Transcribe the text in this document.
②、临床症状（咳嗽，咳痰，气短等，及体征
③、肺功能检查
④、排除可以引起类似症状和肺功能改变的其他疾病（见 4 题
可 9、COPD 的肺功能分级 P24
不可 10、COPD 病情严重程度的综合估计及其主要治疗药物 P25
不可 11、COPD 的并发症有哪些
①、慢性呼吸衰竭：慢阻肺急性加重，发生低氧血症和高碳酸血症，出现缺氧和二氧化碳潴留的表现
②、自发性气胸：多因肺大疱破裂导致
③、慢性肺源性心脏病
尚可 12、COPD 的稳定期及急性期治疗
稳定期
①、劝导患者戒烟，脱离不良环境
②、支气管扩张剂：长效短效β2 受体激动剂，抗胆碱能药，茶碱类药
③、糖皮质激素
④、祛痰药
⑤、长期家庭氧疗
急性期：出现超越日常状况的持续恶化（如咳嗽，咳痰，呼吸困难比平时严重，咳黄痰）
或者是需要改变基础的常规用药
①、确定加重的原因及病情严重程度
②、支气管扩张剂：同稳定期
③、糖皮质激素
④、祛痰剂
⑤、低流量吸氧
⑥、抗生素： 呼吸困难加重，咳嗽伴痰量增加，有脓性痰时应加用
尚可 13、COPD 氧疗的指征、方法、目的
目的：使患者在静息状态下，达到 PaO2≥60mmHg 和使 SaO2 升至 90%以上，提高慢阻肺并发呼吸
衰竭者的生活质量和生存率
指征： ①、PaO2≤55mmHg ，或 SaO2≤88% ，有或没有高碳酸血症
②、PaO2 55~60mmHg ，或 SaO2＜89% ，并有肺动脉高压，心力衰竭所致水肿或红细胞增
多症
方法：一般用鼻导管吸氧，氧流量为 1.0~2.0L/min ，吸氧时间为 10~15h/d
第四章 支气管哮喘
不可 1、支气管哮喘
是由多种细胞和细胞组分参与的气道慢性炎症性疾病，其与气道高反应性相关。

◆ ◆ ◆

**Job:** Give a word-for-word copy of the records.

**Task result:**
Transcribe the text in this document.
②、临床症状（咳嗽，咳痰，气短等，及体征
③、肺功能检查
④、排除可以引起类似症状和肺功能改变的其他疾病（见 4 题
可 9、COPD 的肺功能分级 P24
不可 10、COPD 病情严重程度的综合估计及其主要治疗药物 P25
不可 11、COPD 的并发症有哪些
①、慢性呼吸衰竭：慢阻肺急性加重，发生低氧血症和高碳酸血症，出现缺氧和二氧化碳潴留的表现
②、自发性气胸：多因肺大疱破裂导致
③、慢性肺源性心脏病
尚可 12、COPD 的稳定期及急性期治疗
稳定期
①、劝导患者戒烟，脱离不良环境
②、支气管扩张剂：长效短效β2 受体激动剂，抗胆碱能药，茶碱类药
③、糖皮质激素
④、祛痰药
⑤、长期家庭氧疗
急性期：出现超越日常状况的持续恶化（如咳嗽，咳痰，呼吸困难比平时严重，咳黄痰）
或者是需要改变基础的常规用药
①、确定加重的原因及病情严重程度
②、支气管扩张剂：同稳定期
③、糖皮质激素
④、祛痰剂
⑤、低流量吸氧
⑥、抗生素： 呼吸困难加重，咳嗽伴痰量增加，有脓性痰时应加用
尚可 13、COPD 氧疗的指征、方法、目的
目的：使患者在静息状态下，达到 PaO2≥60mmHg 和使 SaO2 升至 90%以上，提高慢阻肺并发呼吸
衰竭者的生活质量和生存率
指征： ①、PaO2≤55mmHg ，或 SaO2≤88% ，有或没有高碳酸血症
②、PaO2 55~60mmHg ，或 SaO2＜89% ，并有肺动脉高压，心力衰竭所致水肿或红细胞增
多症
方法：一般用鼻导管吸氧，氧流量为 1.0~2.0L/min ，吸氧时间为 10~15h/d
第四章 支气管哮喘
不可 1、支气管哮喘
是由多种细胞和细胞组分参与的气道慢性炎症性疾病，其与气道高反应性相关。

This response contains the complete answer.